## Exercise requirements:
Copy out the lines that include the word "della".

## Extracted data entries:
○ ○ ○ ○ ○

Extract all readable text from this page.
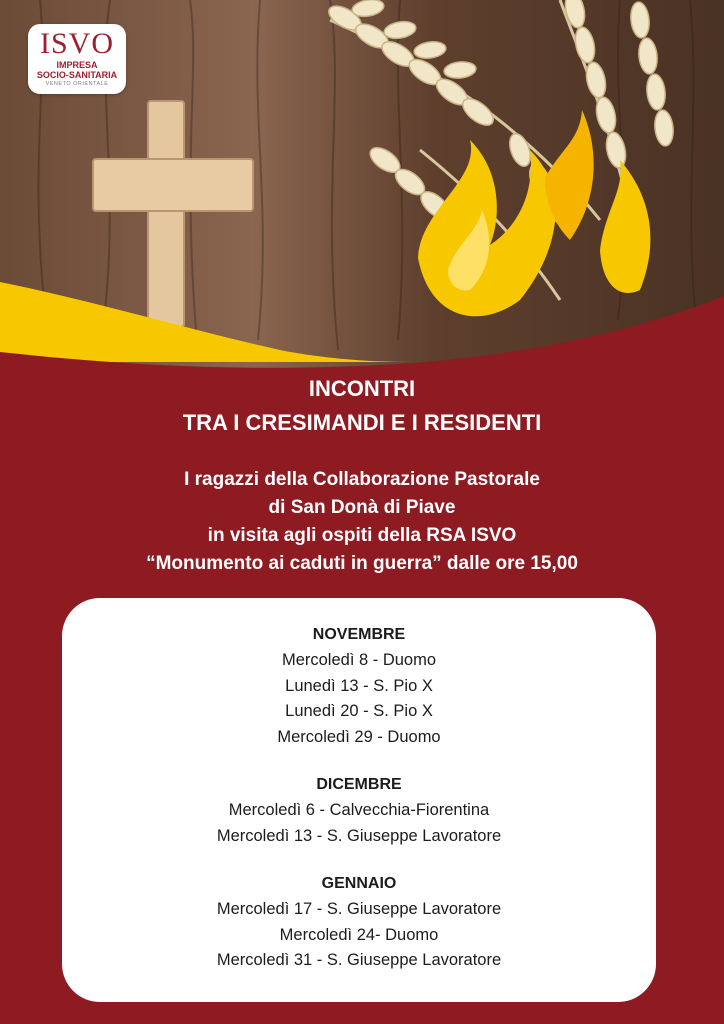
ISVO
IMPRESA
SOCIO-SANITARIA
VENETO ORIENTALE
INCONTRI
TRA I CRESIMANDI E I RESIDENTI
I ragazzi della Collaborazione Pastorale
di San Donà di Piave
in visita agli ospiti della RSA ISVO
“Monumento ai caduti in guerra” dalle ore 15,00
NOVEMBRE
Mercoledì 8 - Duomo
Lunedì 13 - S. Pio X
Lunedì 20 - S. Pio X
Mercoledì 29 - Duomo
DICEMBRE
Mercoledì 6 - Calvecchia-Fiorentina
Mercoledì 13 - S. Giuseppe Lavoratore
GENNAIO
Mercoledì 17 - S. Giuseppe Lavoratore
Mercoledì 24- Duomo
Mercoledì 31 - S. Giuseppe Lavoratore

○ ○ ○ ○ ○

## Problem solution:
I ragazzi della Collaborazione Pastorale
in visita agli ospiti della RSA ISVO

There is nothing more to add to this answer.